**WHAT YOU HAVE TO DO**
Exact reproduction of the data is required, with images excluded.

[Items listed in a dataset]
%%

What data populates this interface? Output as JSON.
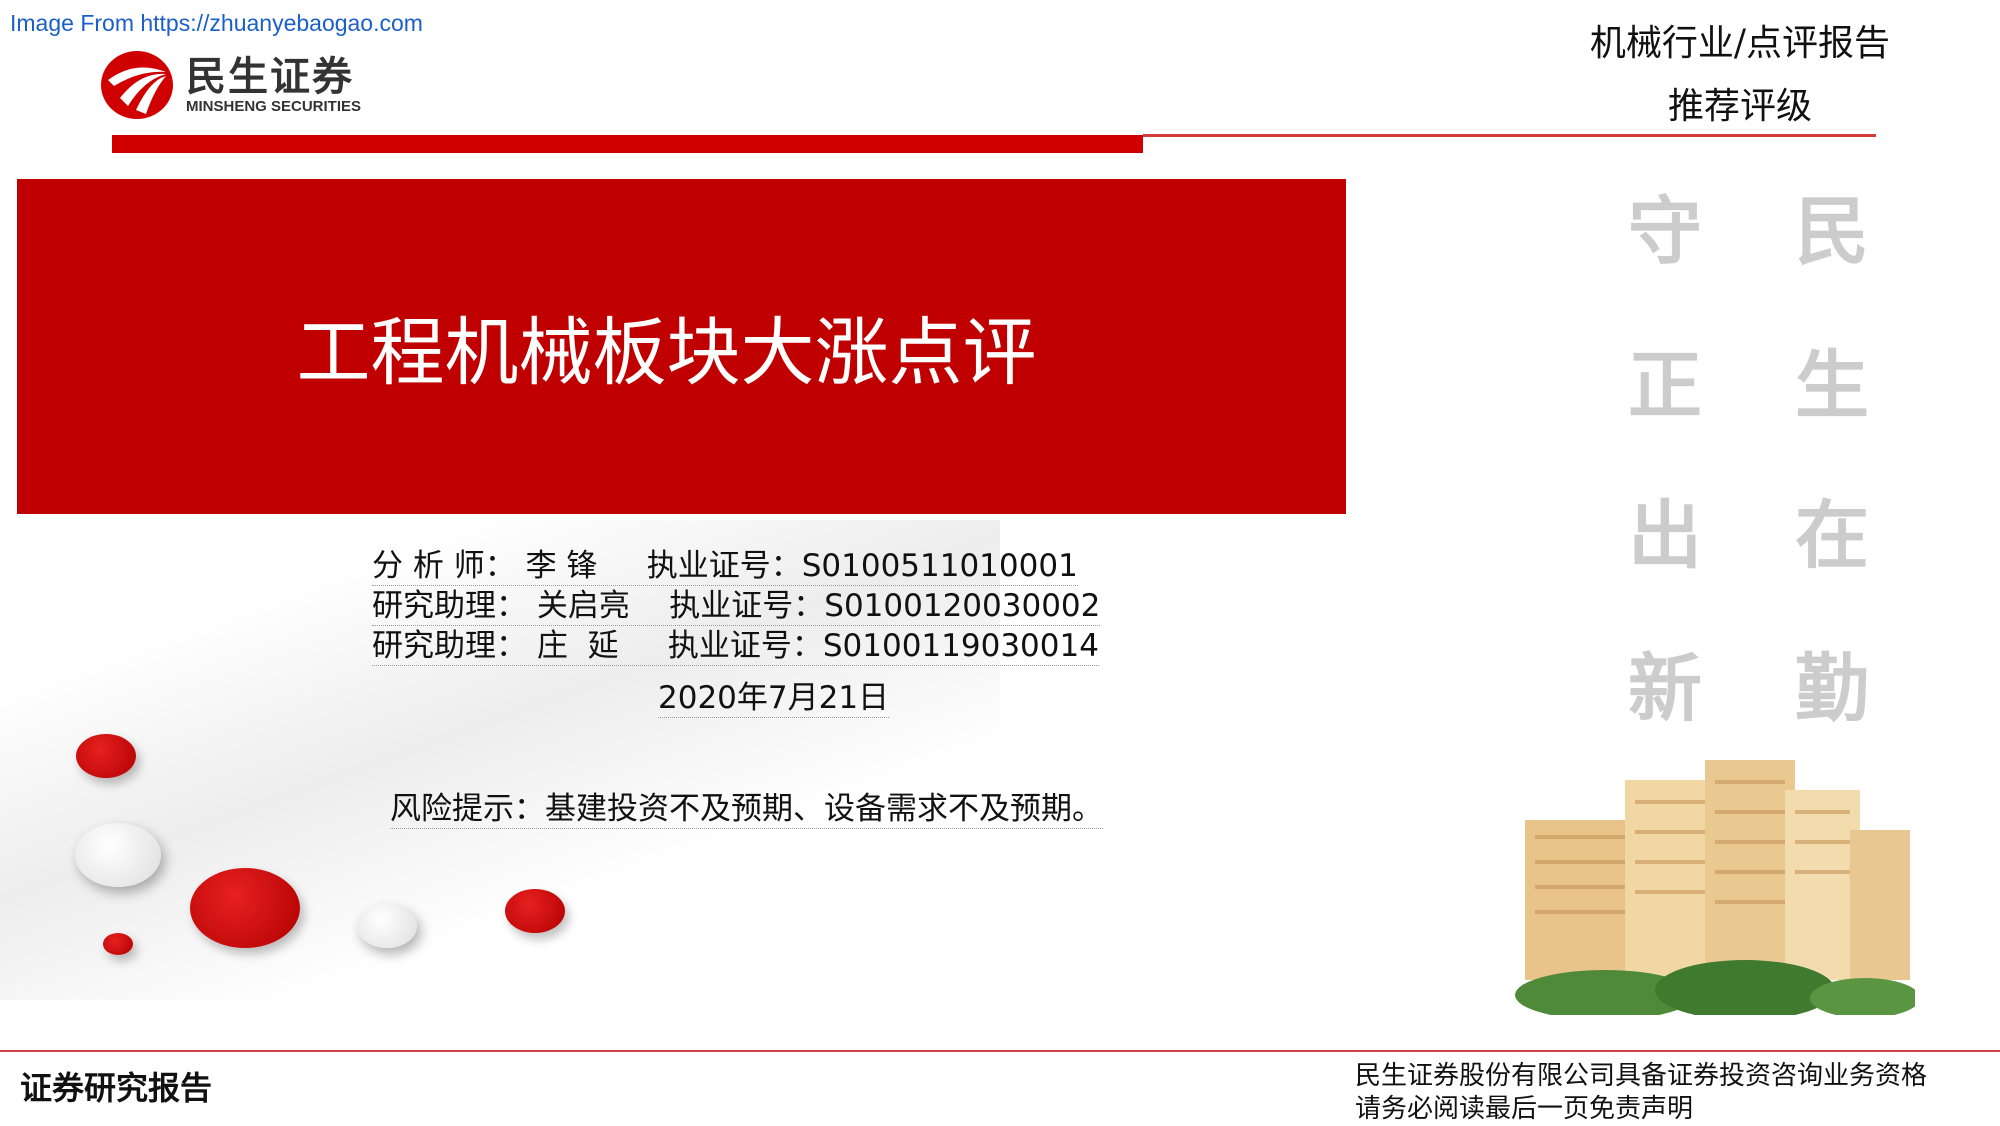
{
  "watermark": "Image From https://zhuanyebaogao.com",
  "logo": {
    "cn": "民生证券",
    "en": "MINSHENG SECURITIES",
    "color": "#d10000"
  },
  "header": {
    "category": "机械行业/点评报告",
    "rating_label": "推荐评级"
  },
  "banner": {
    "title": "工程机械板块大涨点评",
    "color": "#c00000"
  },
  "authors": [
    {
      "role": "分 析 师：",
      "name": "李 锋",
      "cert_label": "执业证号：",
      "cert": "S0100511010001"
    },
    {
      "role": "研究助理：",
      "name": "关启亮",
      "cert_label": "执业证号：",
      "cert": "S0100120030002"
    },
    {
      "role": "研究助理：",
      "name": "庄  延",
      "cert_label": "执业证号：",
      "cert": "S0100119030014"
    }
  ],
  "date": "2020年7月21日",
  "risk": "风险提示：基建投资不及预期、设备需求不及预期。",
  "motto": [
    "民",
    "生",
    "在",
    "勤",
    "守",
    "正",
    "出",
    "新"
  ],
  "footer": {
    "left": "证券研究报告",
    "right1": "民生证券股份有限公司具备证券投资咨询业务资格",
    "right2": "请务必阅读最后一页免责声明"
  }
}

%%

**WRITTEN ANSWER**
What data populates this interface? Output as JSON.
{
  "watermark": "Image From https://zhuanyebaogao.com",
  "logo": {
    "cn": "民生证券",
    "en": "MINSHENG SECURITIES",
    "color": "#d10000"
  },
  "header": {
    "category": "机械行业/点评报告",
    "rating_label": "推荐评级"
  },
  "banner": {
    "title": "工程机械板块大涨点评",
    "color": "#c00000"
  },
  "authors": [
    {
      "role": "分 析 师：",
      "name": "李 锋",
      "cert_label": "执业证号：",
      "cert": "S0100511010001"
    },
    {
      "role": "研究助理：",
      "name": "关启亮",
      "cert_label": "执业证号：",
      "cert": "S0100120030002"
    },
    {
      "role": "研究助理：",
      "name": "庄  延",
      "cert_label": "执业证号：",
      "cert": "S0100119030014"
    }
  ],
  "date": "2020年7月21日",
  "risk": "风险提示：基建投资不及预期、设备需求不及预期。",
  "motto": [
    "民",
    "生",
    "在",
    "勤",
    "守",
    "正",
    "出",
    "新"
  ],
  "footer": {
    "left": "证券研究报告",
    "right1": "民生证券股份有限公司具备证券投资咨询业务资格",
    "right2": "请务必阅读最后一页免责声明"
  }
}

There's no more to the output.